#### Quoted passage:
***

This is a bad take. Even with the primitive LLM technology we have now, incredible things are happening. A week ago, a friend of mine who knows nothing about swift or programming Mac UIs got ChatGPT to write a Swift GUI program for him.
1960s: "COBOL will let non-programmers make the software!" 1980s: "4GLs will let non-programmers make the software!" 2000s: "UML will let non-programmers make the software!" 2020s: "AI will let non-programmers make the software!"

Mar 4, 2023 · 1:05 PM UTC

He’s not completely naïve, he can write short programs in python, and he had to figure out how to debug the thing, but there is no way he could’ve created the thing on his own.
Once we have substantially more sophisticated AIs, which is a matter of time, it will be no different than asking a human engineer to do something on your behalf.
Replying to @perrymetzger
The problem isn't whether it works or not. The problem is getting permission to upload or download code where the copyright is uncertain.
Replying to @perrymetzger
Just saw this on Twitter a few minutes after seeing this tweet… your friend isn’t alone, there’s empirical data backing it up.
Replying to @perrymetzger
All these waves had their winners and lowering of barrier to entry too. And overpromisers bumping into Tesler's law. It's whoever you pay attention to, I guess.
Replying to @perrymetzger
Yeah, despite all of our attempts to make high level languages, we still need to think about algorithms, data structures and serialization formats way too much in every PL (including Haskell, python, you name it friendly language)
Replying to @perrymetzger
For decades it didn't happen so it can't happen now! That was true about flying, nuclear energy, rockets, transistors, electric vehicles.... The list goes on. If I was wrong you'd see these things impacting everyday life and clearly we don't. Things can never change!

***

#### Information given:
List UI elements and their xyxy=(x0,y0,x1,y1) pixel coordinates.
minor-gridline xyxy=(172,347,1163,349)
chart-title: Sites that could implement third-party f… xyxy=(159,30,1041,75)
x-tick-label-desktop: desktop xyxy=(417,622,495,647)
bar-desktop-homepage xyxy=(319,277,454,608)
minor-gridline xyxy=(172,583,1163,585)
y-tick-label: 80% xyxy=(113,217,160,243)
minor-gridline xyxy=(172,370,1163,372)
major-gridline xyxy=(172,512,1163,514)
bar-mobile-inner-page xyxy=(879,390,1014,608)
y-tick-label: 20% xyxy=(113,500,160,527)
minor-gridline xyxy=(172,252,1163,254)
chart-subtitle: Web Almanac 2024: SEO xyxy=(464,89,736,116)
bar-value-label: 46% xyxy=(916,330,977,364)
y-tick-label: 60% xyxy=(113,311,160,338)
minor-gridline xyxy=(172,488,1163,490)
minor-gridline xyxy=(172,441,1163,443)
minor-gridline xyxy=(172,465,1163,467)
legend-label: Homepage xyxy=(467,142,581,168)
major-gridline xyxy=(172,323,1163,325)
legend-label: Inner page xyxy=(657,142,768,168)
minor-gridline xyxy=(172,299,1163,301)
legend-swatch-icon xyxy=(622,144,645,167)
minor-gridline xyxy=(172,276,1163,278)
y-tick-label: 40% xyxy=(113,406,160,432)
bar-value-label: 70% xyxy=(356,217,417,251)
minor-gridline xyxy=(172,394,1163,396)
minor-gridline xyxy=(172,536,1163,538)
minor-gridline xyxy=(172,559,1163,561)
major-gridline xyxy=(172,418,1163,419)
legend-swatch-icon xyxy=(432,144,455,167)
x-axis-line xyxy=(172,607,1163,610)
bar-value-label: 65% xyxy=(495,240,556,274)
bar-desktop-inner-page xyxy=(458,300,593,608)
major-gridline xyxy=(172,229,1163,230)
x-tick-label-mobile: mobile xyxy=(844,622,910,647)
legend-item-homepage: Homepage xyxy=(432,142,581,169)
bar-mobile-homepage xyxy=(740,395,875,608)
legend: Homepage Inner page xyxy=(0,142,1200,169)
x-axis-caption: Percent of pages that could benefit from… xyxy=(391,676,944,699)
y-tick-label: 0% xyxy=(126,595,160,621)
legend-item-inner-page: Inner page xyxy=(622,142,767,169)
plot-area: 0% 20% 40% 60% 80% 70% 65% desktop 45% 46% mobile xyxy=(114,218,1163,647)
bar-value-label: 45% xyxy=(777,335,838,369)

***

List every technology the thread says "will let non-programmers make the software," giving each with the decade it is paired with. The lines are separate material and have no connection to the thread.

#### Expected output:
- COBOL (1960s)
- 4GLs (1980s)
- UML (2000s)
- AI (2020s)